**Data in this exercise**
BEGIN

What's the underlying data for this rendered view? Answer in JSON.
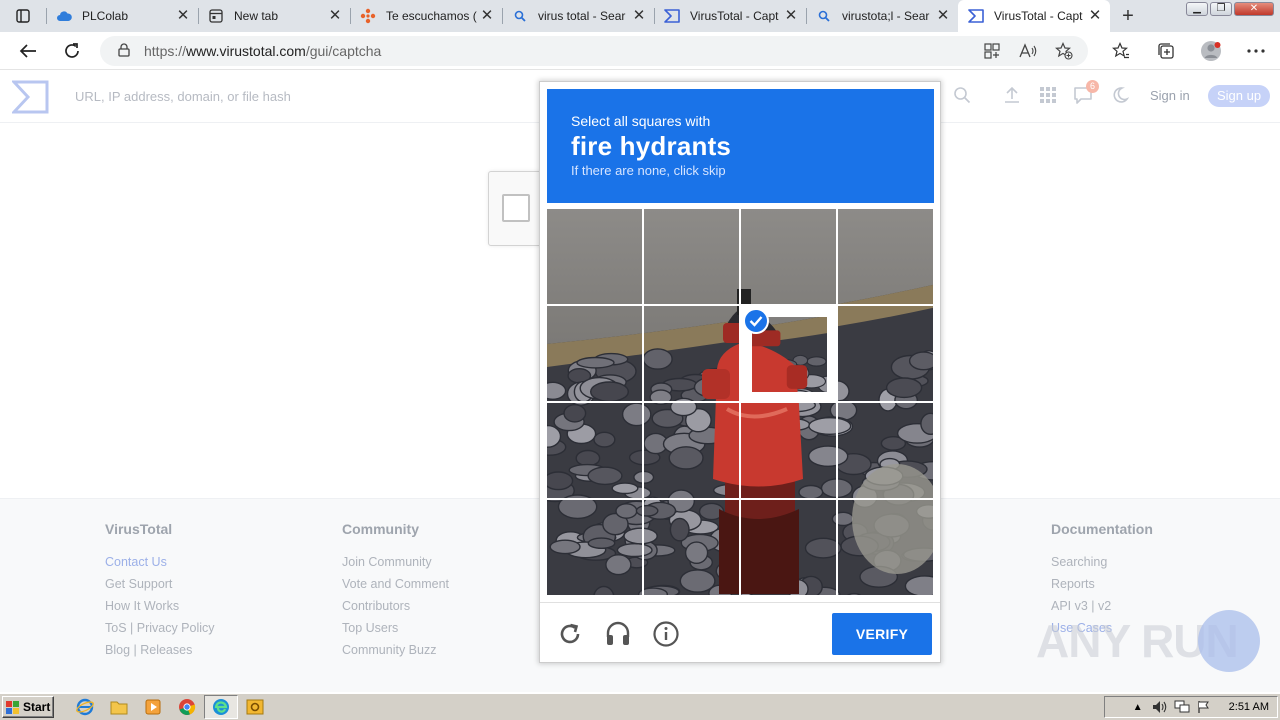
{
  "browser": {
    "tabs": [
      {
        "title": "PLColab",
        "icon": "cloud-icon",
        "active": false
      },
      {
        "title": "New tab",
        "icon": "newtab-icon",
        "active": false
      },
      {
        "title": "Te escuchamos (",
        "icon": "feedback-icon",
        "active": false
      },
      {
        "title": "virus total - Sear",
        "icon": "search-icon",
        "active": false
      },
      {
        "title": "VirusTotal - Capt",
        "icon": "virustotal-icon",
        "active": false
      },
      {
        "title": "virustota;l - Sear",
        "icon": "search-icon",
        "active": false
      },
      {
        "title": "VirusTotal - Capt",
        "icon": "virustotal-icon",
        "active": true
      }
    ],
    "address": {
      "scheme": "https://",
      "host": "www.virustotal.com",
      "path": "/gui/captcha"
    }
  },
  "vt": {
    "search_placeholder": "URL, IP address, domain, or file hash",
    "notification_count": "6",
    "signin": "Sign in",
    "signup": "Sign up"
  },
  "footer": {
    "columns": [
      {
        "heading": "VirusTotal",
        "links": [
          "Contact Us",
          "Get Support",
          "How It Works",
          "ToS | Privacy Policy",
          "Blog | Releases"
        ]
      },
      {
        "heading": "Community",
        "links": [
          "Join Community",
          "Vote and Comment",
          "Contributors",
          "Top Users",
          "Community Buzz"
        ]
      },
      {
        "heading": "Documentation",
        "links": [
          "Searching",
          "Reports",
          "API v3 | v2",
          "Use Cases"
        ]
      }
    ]
  },
  "captcha": {
    "prompt_line1": "Select all squares with",
    "prompt_target": "fire hydrants",
    "prompt_line3": "If there are none, click skip",
    "grid_rows": 4,
    "grid_cols": 4,
    "selected_tiles": [
      6
    ],
    "verify_label": "VERIFY"
  },
  "watermark": {
    "text": "ANY RUN"
  },
  "taskbar": {
    "start_label": "Start",
    "clock": "2:51 AM"
  },
  "colors": {
    "captcha_blue": "#1a73e8",
    "hydrant_red": "#c8392f"
  }
}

END

**Activity**
Your answer should be an exact copy of the records above, with no pictures in it.

**Exercise output**
What's the underlying data for this rendered view? Answer in JSON.
{
  "browser": {
    "tabs": [
      {
        "title": "PLColab",
        "icon": "cloud-icon",
        "active": false
      },
      {
        "title": "New tab",
        "icon": "newtab-icon",
        "active": false
      },
      {
        "title": "Te escuchamos (",
        "icon": "feedback-icon",
        "active": false
      },
      {
        "title": "virus total - Sear",
        "icon": "search-icon",
        "active": false
      },
      {
        "title": "VirusTotal - Capt",
        "icon": "virustotal-icon",
        "active": false
      },
      {
        "title": "virustota;l - Sear",
        "icon": "search-icon",
        "active": false
      },
      {
        "title": "VirusTotal - Capt",
        "icon": "virustotal-icon",
        "active": true
      }
    ],
    "address": {
      "scheme": "https://",
      "host": "www.virustotal.com",
      "path": "/gui/captcha"
    }
  },
  "vt": {
    "search_placeholder": "URL, IP address, domain, or file hash",
    "notification_count": "6",
    "signin": "Sign in",
    "signup": "Sign up"
  },
  "footer": {
    "columns": [
      {
        "heading": "VirusTotal",
        "links": [
          "Contact Us",
          "Get Support",
          "How It Works",
          "ToS | Privacy Policy",
          "Blog | Releases"
        ]
      },
      {
        "heading": "Community",
        "links": [
          "Join Community",
          "Vote and Comment",
          "Contributors",
          "Top Users",
          "Community Buzz"
        ]
      },
      {
        "heading": "Documentation",
        "links": [
          "Searching",
          "Reports",
          "API v3 | v2",
          "Use Cases"
        ]
      }
    ]
  },
  "captcha": {
    "prompt_line1": "Select all squares with",
    "prompt_target": "fire hydrants",
    "prompt_line3": "If there are none, click skip",
    "grid_rows": 4,
    "grid_cols": 4,
    "selected_tiles": [
      6
    ],
    "verify_label": "VERIFY"
  },
  "watermark": {
    "text": "ANY RUN"
  },
  "taskbar": {
    "start_label": "Start",
    "clock": "2:51 AM"
  },
  "colors": {
    "captcha_blue": "#1a73e8",
    "hydrant_red": "#c8392f"
  }
}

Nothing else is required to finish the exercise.